Sysadmin blog Office Communications Server (OCS) is one of Microsoft’s hidden gems. Everyone hears about Windows, Exchange and SQL Server, but you could be excused for never having heard of OCS, the evolution of Microsoft’s corporate instant messaging service. There are a lot of competitors, but OCS has excellent integration with Microsoft Office products.

Some history: go all the way back to Microsoft Exchange 2000 and there was a feature called Exchange Instant Messenger. It was such a success that Microsoft decided to license it separately. Thus Live Communication Server (LCS) 2003.

One reason many people have not heard of OCS is because - until its latest incarnation - this software had issues. LCS 2003 had to be installed in an exact order, in a pristine environment, and half the documentation didn’t exist. The half that did was functionally worthless. LCS 2005 had all sorts of new features designed to make integration with SIP VoIP and conferencing possible. While setting up the core IM was less of a chore, the new features were rough and difficult to configure.

LCS 2005 begat LCS 2005 SP1: more stable, easier to use - and more or less incompatible with its predecessors. It did, however, help to create a public IM federation. You could pay Microsoft a tithe so you could add public IM contacts from Windows Live, AOL and Yahoo! to your corporate instant messenger.

(Provided material)
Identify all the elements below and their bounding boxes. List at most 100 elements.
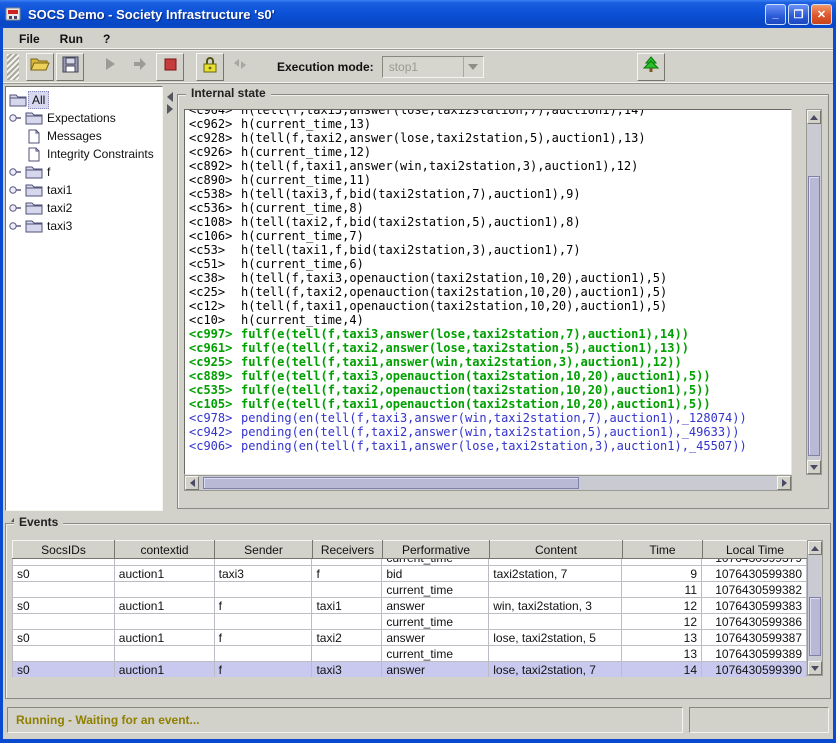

(Work to do) Resume the blog post on Office Communications Server's history, picking up right after its last sentence and without drawing on the material.

(Result for this task)
A massive overhaul and a rename gave us OCS 2007, bringing enhanced SIP PBX and PSTN trunking features, presence, decent audio and video conferencing, as well as more reliable federation between IMs.

OCS started getting serious and Microsoft started marketing it that way. OCS 2007 R2’s console meant that, with a compatible PBX, you could reliably and straightforwardly run an entire call center using OCS.

The Office Communicator client for LCS 2005 included the reason I deployed OCS: Office Communicator Tabs. Definable tabs appear at the bottom of your instant messenger client. When you click they launch a pre-defined web page in a small browser window within the Communicator client. Communicator will pass your SIP URI to the website as part of the request, which enables all sorts of integration if you have your own web programmer.

At its simplest you can use this to generate a small intranet page that offers up customized links or information. I have lots of PHP that talks to my active directory based solely on the SIP URI in those tabs. OCS 2007 R2 offers the ability to integrate response groups, which allows many people to receive the same incoming call, and does things with auto-attendant workflows that I barely comprehend.

This is pretty cool. OCS and Communicator also integrates neatly with Windows, Outlook, Exchange and SharePoint; from sharing contacts or files between the services with groups of your colleagues to desktop or application sharing. It will set your status to "busy" if you are scheduled to be in a meeting, and you can configure it to post who you are in a meeting with, and on what topic (on a personal note, I am very pleased this is optional).

If you are a Microsoft shop looking for a corporate communications server, look at OCS.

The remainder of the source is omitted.